(Dataset items)
· · ·

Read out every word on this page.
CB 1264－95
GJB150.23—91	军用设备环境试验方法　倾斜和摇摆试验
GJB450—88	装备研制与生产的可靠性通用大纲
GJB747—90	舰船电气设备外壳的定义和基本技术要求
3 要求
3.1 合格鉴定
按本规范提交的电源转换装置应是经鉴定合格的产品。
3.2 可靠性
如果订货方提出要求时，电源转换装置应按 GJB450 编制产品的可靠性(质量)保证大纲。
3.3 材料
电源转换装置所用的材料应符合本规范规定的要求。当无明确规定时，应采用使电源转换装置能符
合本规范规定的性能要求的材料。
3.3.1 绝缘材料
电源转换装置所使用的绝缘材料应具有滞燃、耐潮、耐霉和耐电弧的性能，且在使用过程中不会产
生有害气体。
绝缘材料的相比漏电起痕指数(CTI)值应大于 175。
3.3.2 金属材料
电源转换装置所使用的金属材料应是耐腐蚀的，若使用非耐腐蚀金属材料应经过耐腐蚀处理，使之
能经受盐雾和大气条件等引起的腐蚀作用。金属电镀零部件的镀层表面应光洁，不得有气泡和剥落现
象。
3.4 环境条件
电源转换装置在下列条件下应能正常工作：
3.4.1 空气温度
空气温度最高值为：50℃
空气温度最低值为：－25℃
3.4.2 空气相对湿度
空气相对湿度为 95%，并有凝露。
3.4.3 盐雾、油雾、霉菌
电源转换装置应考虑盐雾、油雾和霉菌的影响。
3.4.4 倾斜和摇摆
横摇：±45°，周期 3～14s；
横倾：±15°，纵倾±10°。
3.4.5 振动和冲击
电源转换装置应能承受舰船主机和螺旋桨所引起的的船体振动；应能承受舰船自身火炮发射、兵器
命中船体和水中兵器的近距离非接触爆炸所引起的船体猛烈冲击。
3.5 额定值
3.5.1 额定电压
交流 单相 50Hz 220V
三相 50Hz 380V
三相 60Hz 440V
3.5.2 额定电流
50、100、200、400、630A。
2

· · ·

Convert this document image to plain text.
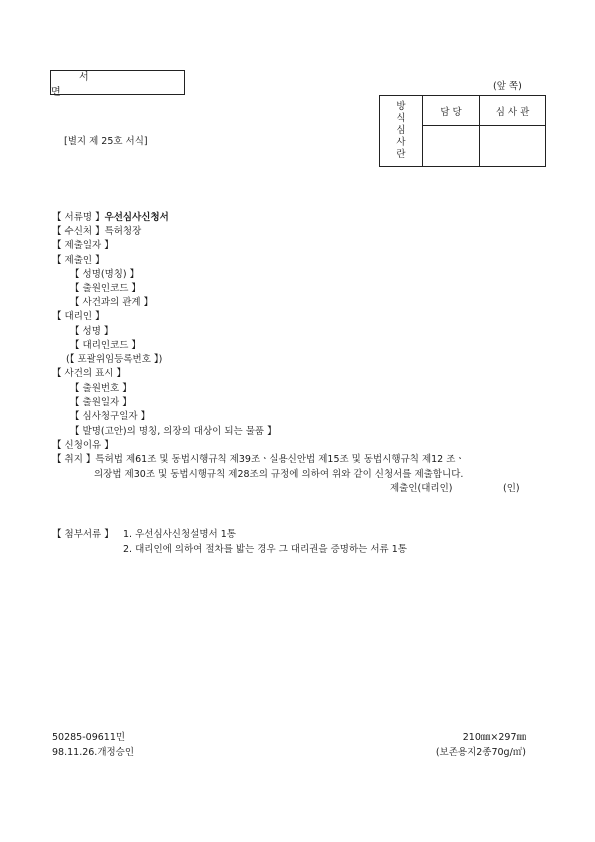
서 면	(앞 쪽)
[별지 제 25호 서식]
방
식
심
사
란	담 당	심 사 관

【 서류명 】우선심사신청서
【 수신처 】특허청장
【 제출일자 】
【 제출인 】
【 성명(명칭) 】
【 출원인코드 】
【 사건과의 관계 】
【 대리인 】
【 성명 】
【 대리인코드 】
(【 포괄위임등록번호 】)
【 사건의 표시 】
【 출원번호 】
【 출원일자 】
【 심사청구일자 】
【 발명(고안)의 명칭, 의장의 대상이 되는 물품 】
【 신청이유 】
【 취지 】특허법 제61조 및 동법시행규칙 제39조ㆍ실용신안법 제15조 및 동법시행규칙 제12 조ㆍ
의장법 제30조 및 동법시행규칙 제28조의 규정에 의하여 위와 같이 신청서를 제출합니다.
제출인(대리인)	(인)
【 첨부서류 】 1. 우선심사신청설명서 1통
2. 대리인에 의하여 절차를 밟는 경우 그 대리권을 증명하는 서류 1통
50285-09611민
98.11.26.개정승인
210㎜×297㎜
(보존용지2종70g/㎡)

· · ·

PROBLEM DETAILS. Return only those lines of the records that contain the string "this".

SOLUTION.
Read out every word on this page.
Convert this document image to plain text.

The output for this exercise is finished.